= REQUIREMENTS =
Reproduce every one of the lines below without changing anything.

= DATA FOR THE TASK =
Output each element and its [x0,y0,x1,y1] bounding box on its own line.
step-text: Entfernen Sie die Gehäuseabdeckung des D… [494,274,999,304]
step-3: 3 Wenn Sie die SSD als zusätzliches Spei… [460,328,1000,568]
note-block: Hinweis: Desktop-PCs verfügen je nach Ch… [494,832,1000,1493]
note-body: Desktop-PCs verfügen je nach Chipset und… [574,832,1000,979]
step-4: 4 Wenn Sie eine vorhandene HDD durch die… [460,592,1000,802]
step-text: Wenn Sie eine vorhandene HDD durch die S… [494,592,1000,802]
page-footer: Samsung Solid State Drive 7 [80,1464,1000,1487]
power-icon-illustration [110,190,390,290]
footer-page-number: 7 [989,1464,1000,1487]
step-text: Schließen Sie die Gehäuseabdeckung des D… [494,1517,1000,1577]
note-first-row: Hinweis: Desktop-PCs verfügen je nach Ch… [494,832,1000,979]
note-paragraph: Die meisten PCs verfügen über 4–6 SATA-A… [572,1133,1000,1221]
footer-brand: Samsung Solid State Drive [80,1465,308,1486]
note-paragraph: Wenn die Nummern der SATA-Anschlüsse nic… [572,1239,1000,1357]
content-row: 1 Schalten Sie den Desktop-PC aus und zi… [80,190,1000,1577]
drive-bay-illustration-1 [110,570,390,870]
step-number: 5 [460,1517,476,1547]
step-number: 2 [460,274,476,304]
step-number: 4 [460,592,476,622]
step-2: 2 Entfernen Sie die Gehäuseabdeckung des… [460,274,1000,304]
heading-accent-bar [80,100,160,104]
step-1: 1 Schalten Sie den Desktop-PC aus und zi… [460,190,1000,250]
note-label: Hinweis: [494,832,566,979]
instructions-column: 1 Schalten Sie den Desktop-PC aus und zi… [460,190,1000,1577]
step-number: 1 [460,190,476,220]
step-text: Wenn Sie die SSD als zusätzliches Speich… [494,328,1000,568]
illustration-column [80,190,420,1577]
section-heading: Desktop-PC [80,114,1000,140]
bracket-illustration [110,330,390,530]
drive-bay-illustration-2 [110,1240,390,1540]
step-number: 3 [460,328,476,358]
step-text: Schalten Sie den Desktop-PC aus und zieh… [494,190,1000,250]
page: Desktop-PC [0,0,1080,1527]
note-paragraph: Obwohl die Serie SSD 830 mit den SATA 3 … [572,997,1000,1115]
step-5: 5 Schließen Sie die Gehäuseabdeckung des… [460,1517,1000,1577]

= SOLUTION FOR THIS TASK =
Output each element and its [x0,y0,x1,y1] bounding box on its own line.
step-text: Entfernen Sie die Gehäuseabdeckung des D… [494,274,999,304]
step-3: 3 Wenn Sie die SSD als zusätzliches Spei… [460,328,1000,568]
note-block: Hinweis: Desktop-PCs verfügen je nach Ch… [494,832,1000,1493]
note-body: Desktop-PCs verfügen je nach Chipset und… [574,832,1000,979]
step-4: 4 Wenn Sie eine vorhandene HDD durch die… [460,592,1000,802]
step-text: Wenn Sie eine vorhandene HDD durch die S… [494,592,1000,802]
page-footer: Samsung Solid State Drive 7 [80,1464,1000,1487]
power-icon-illustration [110,190,390,290]
footer-page-number: 7 [989,1464,1000,1487]
step-text: Schließen Sie die Gehäuseabdeckung des D… [494,1517,1000,1577]
note-first-row: Hinweis: Desktop-PCs verfügen je nach Ch… [494,832,1000,979]
note-paragraph: Die meisten PCs verfügen über 4–6 SATA-A… [572,1133,1000,1221]
footer-brand: Samsung Solid State Drive [80,1465,308,1486]
note-paragraph: Wenn die Nummern der SATA-Anschlüsse nic… [572,1239,1000,1357]
content-row: 1 Schalten Sie den Desktop-PC aus und zi… [80,190,1000,1577]
drive-bay-illustration-1 [110,570,390,870]
step-number: 5 [460,1517,476,1547]
step-number: 2 [460,274,476,304]
step-number: 4 [460,592,476,622]
step-2: 2 Entfernen Sie die Gehäuseabdeckung des… [460,274,1000,304]
heading-accent-bar [80,100,160,104]
step-1: 1 Schalten Sie den Desktop-PC aus und zi… [460,190,1000,250]
note-label: Hinweis: [494,832,566,979]
instructions-column: 1 Schalten Sie den Desktop-PC aus und zi… [460,190,1000,1577]
step-number: 1 [460,190,476,220]
step-text: Wenn Sie die SSD als zusätzliches Speich… [494,328,1000,568]
illustration-column [80,190,420,1577]
section-heading: Desktop-PC [80,114,1000,140]
bracket-illustration [110,330,390,530]
drive-bay-illustration-2 [110,1240,390,1540]
step-number: 3 [460,328,476,358]
step-text: Schalten Sie den Desktop-PC aus und zieh… [494,190,1000,250]
page: Desktop-PC [0,0,1080,1527]
note-paragraph: Obwohl die Serie SSD 830 mit den SATA 3 … [572,997,1000,1115]
step-5: 5 Schließen Sie die Gehäuseabdeckung des… [460,1517,1000,1577]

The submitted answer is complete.